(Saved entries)
· · · · ·

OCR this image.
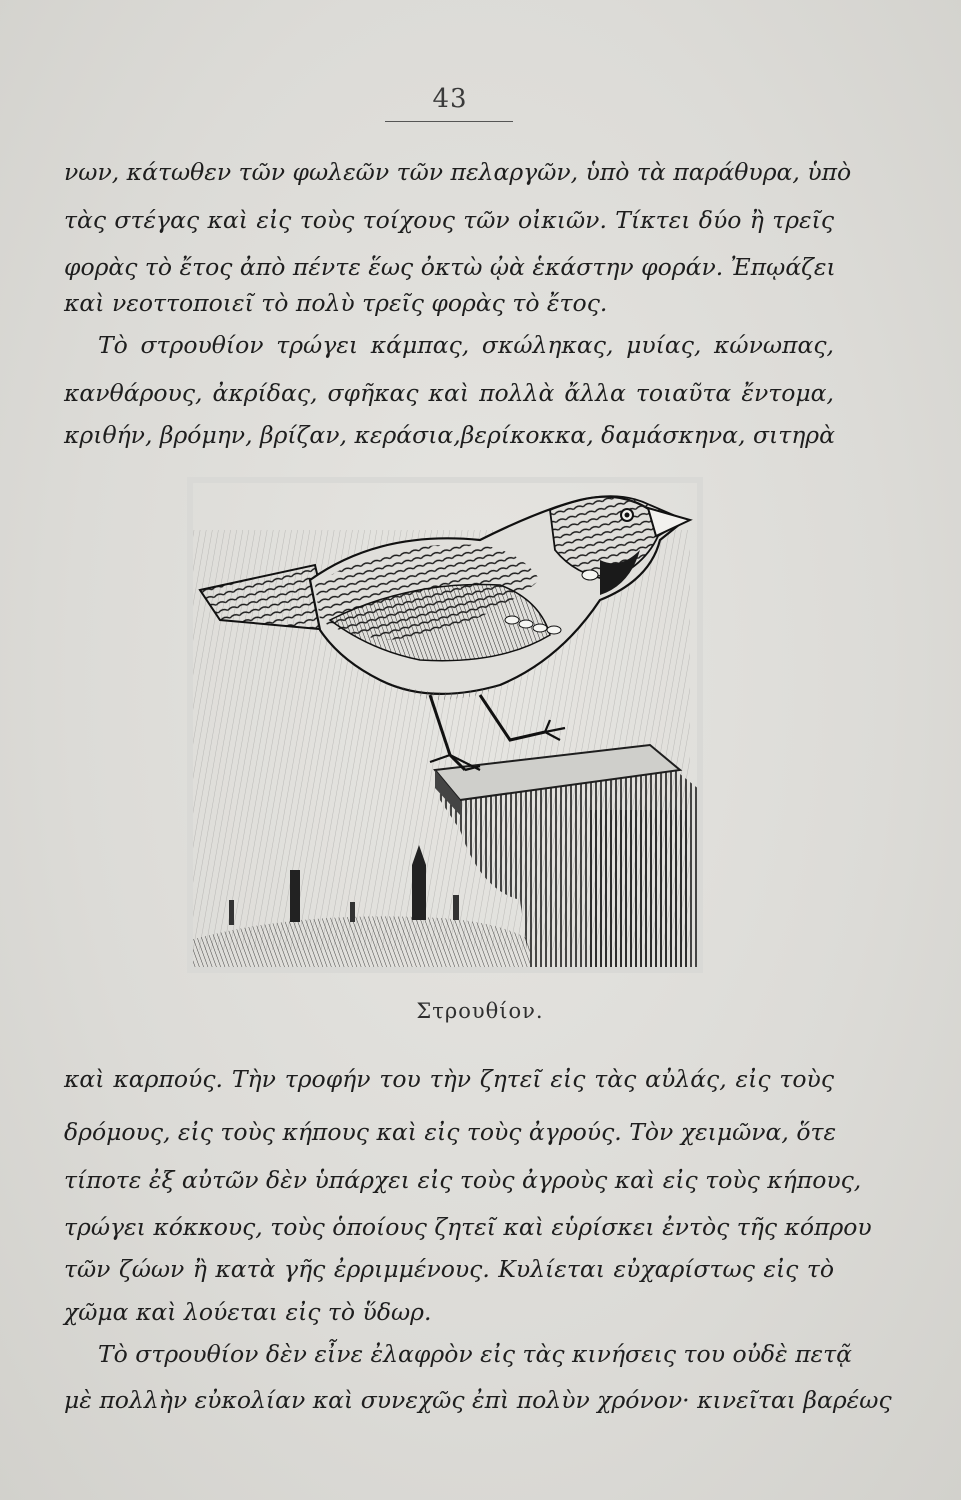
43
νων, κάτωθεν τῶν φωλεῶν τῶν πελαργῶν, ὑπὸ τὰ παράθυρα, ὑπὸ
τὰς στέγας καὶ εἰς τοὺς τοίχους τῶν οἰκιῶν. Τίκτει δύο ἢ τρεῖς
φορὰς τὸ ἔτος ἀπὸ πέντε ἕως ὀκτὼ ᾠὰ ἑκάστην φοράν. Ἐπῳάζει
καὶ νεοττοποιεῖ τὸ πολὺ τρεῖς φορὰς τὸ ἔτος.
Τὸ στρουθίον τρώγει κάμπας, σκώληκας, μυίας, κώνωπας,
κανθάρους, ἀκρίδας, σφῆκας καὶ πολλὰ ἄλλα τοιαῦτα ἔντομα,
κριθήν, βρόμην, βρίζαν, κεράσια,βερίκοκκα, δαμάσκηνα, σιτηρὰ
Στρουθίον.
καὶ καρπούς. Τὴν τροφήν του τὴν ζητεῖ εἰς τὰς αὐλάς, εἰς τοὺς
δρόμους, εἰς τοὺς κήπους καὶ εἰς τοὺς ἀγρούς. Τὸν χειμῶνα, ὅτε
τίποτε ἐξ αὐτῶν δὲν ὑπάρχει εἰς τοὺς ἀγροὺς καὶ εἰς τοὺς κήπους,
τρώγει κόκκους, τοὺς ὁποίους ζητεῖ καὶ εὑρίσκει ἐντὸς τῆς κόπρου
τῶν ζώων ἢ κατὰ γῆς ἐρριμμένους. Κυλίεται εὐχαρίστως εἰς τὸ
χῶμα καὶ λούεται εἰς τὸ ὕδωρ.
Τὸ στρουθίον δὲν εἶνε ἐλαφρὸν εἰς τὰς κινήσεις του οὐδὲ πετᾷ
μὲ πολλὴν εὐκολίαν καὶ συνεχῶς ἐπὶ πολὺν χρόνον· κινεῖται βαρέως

· · · · ·

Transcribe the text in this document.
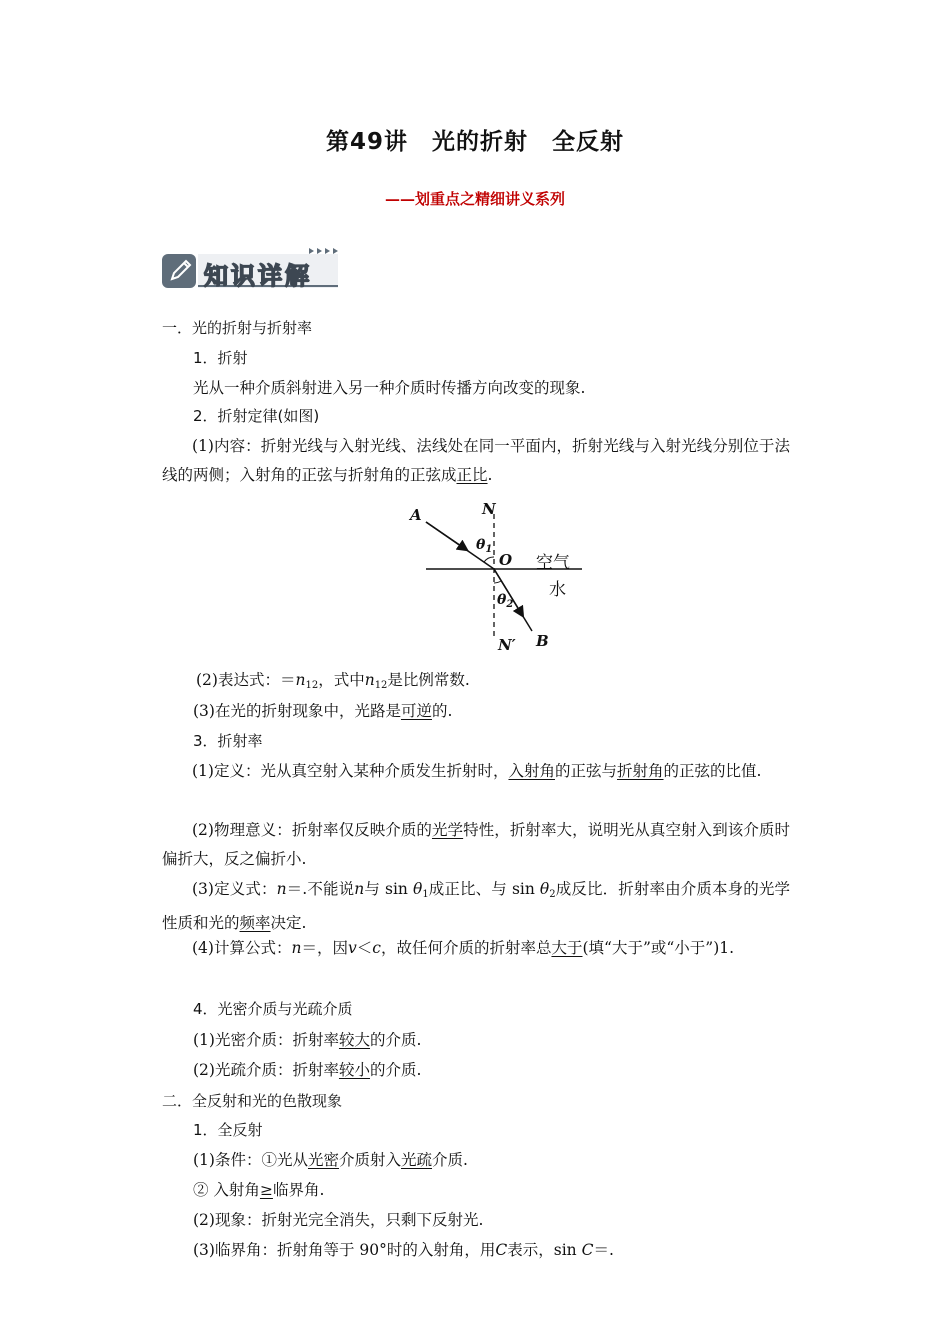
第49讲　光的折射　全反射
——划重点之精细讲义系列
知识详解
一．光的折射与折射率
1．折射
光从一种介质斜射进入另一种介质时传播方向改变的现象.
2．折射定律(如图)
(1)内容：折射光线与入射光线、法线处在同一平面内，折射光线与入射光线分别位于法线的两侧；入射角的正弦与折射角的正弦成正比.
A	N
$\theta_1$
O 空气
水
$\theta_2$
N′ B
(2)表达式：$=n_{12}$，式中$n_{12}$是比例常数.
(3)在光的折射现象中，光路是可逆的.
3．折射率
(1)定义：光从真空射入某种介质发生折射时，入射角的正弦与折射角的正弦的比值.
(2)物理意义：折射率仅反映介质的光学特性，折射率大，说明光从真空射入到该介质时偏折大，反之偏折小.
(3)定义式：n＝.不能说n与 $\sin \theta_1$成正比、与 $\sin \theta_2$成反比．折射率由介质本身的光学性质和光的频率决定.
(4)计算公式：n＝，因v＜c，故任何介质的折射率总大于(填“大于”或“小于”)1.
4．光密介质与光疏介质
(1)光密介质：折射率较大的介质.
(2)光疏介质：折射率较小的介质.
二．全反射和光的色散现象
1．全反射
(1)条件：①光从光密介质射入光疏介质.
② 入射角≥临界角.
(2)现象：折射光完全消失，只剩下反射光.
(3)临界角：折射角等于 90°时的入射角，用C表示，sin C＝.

· · · · ·

Your goal
List all lines from the entries that include the word "κήπους".

Full solution
δρόμους, εἰς τοὺς κήπους καὶ εἰς τοὺς ἀγρούς. Τὸν χειμῶνα, ὅτε
τίποτε ἐξ αὐτῶν δὲν ὑπάρχει εἰς τοὺς ἀγροὺς καὶ εἰς τοὺς κήπους,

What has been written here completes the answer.